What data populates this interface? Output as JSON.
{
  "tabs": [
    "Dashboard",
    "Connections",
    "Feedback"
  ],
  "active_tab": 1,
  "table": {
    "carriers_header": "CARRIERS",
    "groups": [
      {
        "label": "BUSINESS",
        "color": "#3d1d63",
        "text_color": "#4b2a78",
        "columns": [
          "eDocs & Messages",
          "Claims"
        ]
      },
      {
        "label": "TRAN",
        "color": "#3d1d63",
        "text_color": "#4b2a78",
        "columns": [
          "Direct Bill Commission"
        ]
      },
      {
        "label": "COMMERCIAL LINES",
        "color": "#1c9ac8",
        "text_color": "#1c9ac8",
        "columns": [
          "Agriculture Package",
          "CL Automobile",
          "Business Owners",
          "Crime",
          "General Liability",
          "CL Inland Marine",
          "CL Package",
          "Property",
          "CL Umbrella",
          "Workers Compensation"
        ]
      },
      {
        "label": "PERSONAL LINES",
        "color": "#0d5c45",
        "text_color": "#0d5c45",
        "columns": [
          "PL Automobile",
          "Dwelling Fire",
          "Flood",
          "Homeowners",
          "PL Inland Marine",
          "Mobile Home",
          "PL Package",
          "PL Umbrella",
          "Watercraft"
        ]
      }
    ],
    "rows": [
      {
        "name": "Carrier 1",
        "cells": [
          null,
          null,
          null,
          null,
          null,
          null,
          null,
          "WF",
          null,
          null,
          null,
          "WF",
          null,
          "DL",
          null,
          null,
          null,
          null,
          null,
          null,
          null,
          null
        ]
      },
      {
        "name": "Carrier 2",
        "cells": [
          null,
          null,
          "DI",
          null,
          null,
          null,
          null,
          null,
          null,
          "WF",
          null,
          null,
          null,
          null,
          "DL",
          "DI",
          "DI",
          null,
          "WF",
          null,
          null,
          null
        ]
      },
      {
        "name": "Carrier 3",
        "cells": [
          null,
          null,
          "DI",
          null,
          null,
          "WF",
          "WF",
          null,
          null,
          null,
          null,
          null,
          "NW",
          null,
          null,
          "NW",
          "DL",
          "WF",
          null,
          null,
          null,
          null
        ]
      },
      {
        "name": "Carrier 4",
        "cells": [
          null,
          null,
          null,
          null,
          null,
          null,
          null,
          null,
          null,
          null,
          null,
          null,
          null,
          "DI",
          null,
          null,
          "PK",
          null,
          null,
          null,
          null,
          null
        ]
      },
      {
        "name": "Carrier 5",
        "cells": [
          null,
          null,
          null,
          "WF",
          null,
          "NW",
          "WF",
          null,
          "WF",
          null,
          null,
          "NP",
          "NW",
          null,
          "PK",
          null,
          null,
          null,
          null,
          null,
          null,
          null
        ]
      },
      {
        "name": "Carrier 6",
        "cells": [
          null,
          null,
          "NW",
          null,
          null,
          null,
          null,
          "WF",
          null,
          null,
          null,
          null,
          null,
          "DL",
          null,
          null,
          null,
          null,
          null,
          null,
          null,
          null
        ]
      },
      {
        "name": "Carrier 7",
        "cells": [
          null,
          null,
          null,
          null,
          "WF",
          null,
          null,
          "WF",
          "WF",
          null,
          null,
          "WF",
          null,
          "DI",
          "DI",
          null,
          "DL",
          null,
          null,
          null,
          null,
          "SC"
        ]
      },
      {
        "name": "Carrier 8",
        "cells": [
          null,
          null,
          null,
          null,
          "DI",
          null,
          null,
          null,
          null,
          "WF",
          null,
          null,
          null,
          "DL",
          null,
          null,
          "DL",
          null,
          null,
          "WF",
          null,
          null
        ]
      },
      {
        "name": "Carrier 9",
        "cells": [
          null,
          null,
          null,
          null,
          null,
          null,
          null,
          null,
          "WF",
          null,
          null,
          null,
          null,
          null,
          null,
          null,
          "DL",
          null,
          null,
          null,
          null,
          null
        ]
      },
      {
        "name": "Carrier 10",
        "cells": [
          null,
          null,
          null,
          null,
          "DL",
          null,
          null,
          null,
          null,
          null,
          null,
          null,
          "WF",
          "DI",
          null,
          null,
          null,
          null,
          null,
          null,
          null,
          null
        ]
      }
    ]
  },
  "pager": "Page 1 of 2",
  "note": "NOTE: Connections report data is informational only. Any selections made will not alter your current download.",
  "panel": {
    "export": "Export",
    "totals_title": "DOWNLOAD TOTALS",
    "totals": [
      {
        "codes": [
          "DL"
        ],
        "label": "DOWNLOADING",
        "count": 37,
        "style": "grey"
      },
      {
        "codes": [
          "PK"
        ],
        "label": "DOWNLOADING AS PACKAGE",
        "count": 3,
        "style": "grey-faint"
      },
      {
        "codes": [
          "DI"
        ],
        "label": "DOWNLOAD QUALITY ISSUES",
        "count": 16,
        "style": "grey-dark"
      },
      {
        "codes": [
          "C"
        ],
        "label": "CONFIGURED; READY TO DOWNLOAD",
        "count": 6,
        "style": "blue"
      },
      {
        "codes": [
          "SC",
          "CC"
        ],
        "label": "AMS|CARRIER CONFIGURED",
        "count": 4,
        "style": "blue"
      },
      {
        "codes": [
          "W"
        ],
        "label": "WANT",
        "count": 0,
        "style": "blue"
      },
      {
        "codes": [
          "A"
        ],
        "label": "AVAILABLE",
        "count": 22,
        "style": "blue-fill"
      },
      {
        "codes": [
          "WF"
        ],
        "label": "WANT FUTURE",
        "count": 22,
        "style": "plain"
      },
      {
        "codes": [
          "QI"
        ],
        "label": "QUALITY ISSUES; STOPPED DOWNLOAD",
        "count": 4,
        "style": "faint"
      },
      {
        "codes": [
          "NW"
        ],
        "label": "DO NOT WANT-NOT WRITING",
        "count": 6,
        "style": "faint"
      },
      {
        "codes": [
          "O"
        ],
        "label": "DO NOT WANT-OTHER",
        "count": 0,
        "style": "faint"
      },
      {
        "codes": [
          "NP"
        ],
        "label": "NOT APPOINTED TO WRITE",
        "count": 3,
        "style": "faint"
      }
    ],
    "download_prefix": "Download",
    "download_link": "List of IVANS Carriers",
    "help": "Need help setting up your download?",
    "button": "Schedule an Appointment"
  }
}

+===+

• [PROBLEM REQUIREMENTS] Give a word-for-word copy of the records.

• [RIGHT ANSWER]
What data populates this interface? Output as JSON.
{
  "tabs": [
    "Dashboard",
    "Connections",
    "Feedback"
  ],
  "active_tab": 1,
  "table": {
    "carriers_header": "CARRIERS",
    "groups": [
      {
        "label": "BUSINESS",
        "color": "#3d1d63",
        "text_color": "#4b2a78",
        "columns": [
          "eDocs & Messages",
          "Claims"
        ]
      },
      {
        "label": "TRAN",
        "color": "#3d1d63",
        "text_color": "#4b2a78",
        "columns": [
          "Direct Bill Commission"
        ]
      },
      {
        "label": "COMMERCIAL LINES",
        "color": "#1c9ac8",
        "text_color": "#1c9ac8",
        "columns": [
          "Agriculture Package",
          "CL Automobile",
          "Business Owners",
          "Crime",
          "General Liability",
          "CL Inland Marine",
          "CL Package",
          "Property",
          "CL Umbrella",
          "Workers Compensation"
        ]
      },
      {
        "label": "PERSONAL LINES",
        "color": "#0d5c45",
        "text_color": "#0d5c45",
        "columns": [
          "PL Automobile",
          "Dwelling Fire",
          "Flood",
          "Homeowners",
          "PL Inland Marine",
          "Mobile Home",
          "PL Package",
          "PL Umbrella",
          "Watercraft"
        ]
      }
    ],
    "rows": [
      {
        "name": "Carrier 1",
        "cells": [
          null,
          null,
          null,
          null,
          null,
          null,
          null,
          "WF",
          null,
          null,
          null,
          "WF",
          null,
          "DL",
          null,
          null,
          null,
          null,
          null,
          null,
          null,
          null
        ]
      },
      {
        "name": "Carrier 2",
        "cells": [
          null,
          null,
          "DI",
          null,
          null,
          null,
          null,
          null,
          null,
          "WF",
          null,
          null,
          null,
          null,
          "DL",
          "DI",
          "DI",
          null,
          "WF",
          null,
          null,
          null
        ]
      },
      {
        "name": "Carrier 3",
        "cells": [
          null,
          null,
          "DI",
          null,
          null,
          "WF",
          "WF",
          null,
          null,
          null,
          null,
          null,
          "NW",
          null,
          null,
          "NW",
          "DL",
          "WF",
          null,
          null,
          null,
          null
        ]
      },
      {
        "name": "Carrier 4",
        "cells": [
          null,
          null,
          null,
          null,
          null,
          null,
          null,
          null,
          null,
          null,
          null,
          null,
          null,
          "DI",
          null,
          null,
          "PK",
          null,
          null,
          null,
          null,
          null
        ]
      },
      {
        "name": "Carrier 5",
        "cells": [
          null,
          null,
          null,
          "WF",
          null,
          "NW",
          "WF",
          null,
          "WF",
          null,
          null,
          "NP",
          "NW",
          null,
          "PK",
          null,
          null,
          null,
          null,
          null,
          null,
          null
        ]
      },
      {
        "name": "Carrier 6",
        "cells": [
          null,
          null,
          "NW",
          null,
          null,
          null,
          null,
          "WF",
          null,
          null,
          null,
          null,
          null,
          "DL",
          null,
          null,
          null,
          null,
          null,
          null,
          null,
          null
        ]
      },
      {
        "name": "Carrier 7",
        "cells": [
          null,
          null,
          null,
          null,
          "WF",
          null,
          null,
          "WF",
          "WF",
          null,
          null,
          "WF",
          null,
          "DI",
          "DI",
          null,
          "DL",
          null,
          null,
          null,
          null,
          "SC"
        ]
      },
      {
        "name": "Carrier 8",
        "cells": [
          null,
          null,
          null,
          null,
          "DI",
          null,
          null,
          null,
          null,
          "WF",
          null,
          null,
          null,
          "DL",
          null,
          null,
          "DL",
          null,
          null,
          "WF",
          null,
          null
        ]
      },
      {
        "name": "Carrier 9",
        "cells": [
          null,
          null,
          null,
          null,
          null,
          null,
          null,
          null,
          "WF",
          null,
          null,
          null,
          null,
          null,
          null,
          null,
          "DL",
          null,
          null,
          null,
          null,
          null
        ]
      },
      {
        "name": "Carrier 10",
        "cells": [
          null,
          null,
          null,
          null,
          "DL",
          null,
          null,
          null,
          null,
          null,
          null,
          null,
          "WF",
          "DI",
          null,
          null,
          null,
          null,
          null,
          null,
          null,
          null
        ]
      }
    ]
  },
  "pager": "Page 1 of 2",
  "note": "NOTE: Connections report data is informational only. Any selections made will not alter your current download.",
  "panel": {
    "export": "Export",
    "totals_title": "DOWNLOAD TOTALS",
    "totals": [
      {
        "codes": [
          "DL"
        ],
        "label": "DOWNLOADING",
        "count": 37,
        "style": "grey"
      },
      {
        "codes": [
          "PK"
        ],
        "label": "DOWNLOADING AS PACKAGE",
        "count": 3,
        "style": "grey-faint"
      },
      {
        "codes": [
          "DI"
        ],
        "label": "DOWNLOAD QUALITY ISSUES",
        "count": 16,
        "style": "grey-dark"
      },
      {
        "codes": [
          "C"
        ],
        "label": "CONFIGURED; READY TO DOWNLOAD",
        "count": 6,
        "style": "blue"
      },
      {
        "codes": [
          "SC",
          "CC"
        ],
        "label": "AMS|CARRIER CONFIGURED",
        "count": 4,
        "style": "blue"
      },
      {
        "codes": [
          "W"
        ],
        "label": "WANT",
        "count": 0,
        "style": "blue"
      },
      {
        "codes": [
          "A"
        ],
        "label": "AVAILABLE",
        "count": 22,
        "style": "blue-fill"
      },
      {
        "codes": [
          "WF"
        ],
        "label": "WANT FUTURE",
        "count": 22,
        "style": "plain"
      },
      {
        "codes": [
          "QI"
        ],
        "label": "QUALITY ISSUES; STOPPED DOWNLOAD",
        "count": 4,
        "style": "faint"
      },
      {
        "codes": [
          "NW"
        ],
        "label": "DO NOT WANT-NOT WRITING",
        "count": 6,
        "style": "faint"
      },
      {
        "codes": [
          "O"
        ],
        "label": "DO NOT WANT-OTHER",
        "count": 0,
        "style": "faint"
      },
      {
        "codes": [
          "NP"
        ],
        "label": "NOT APPOINTED TO WRITE",
        "count": 3,
        "style": "faint"
      }
    ],
    "download_prefix": "Download",
    "download_link": "List of IVANS Carriers",
    "help": "Need help setting up your download?",
    "button": "Schedule an Appointment"
  }
}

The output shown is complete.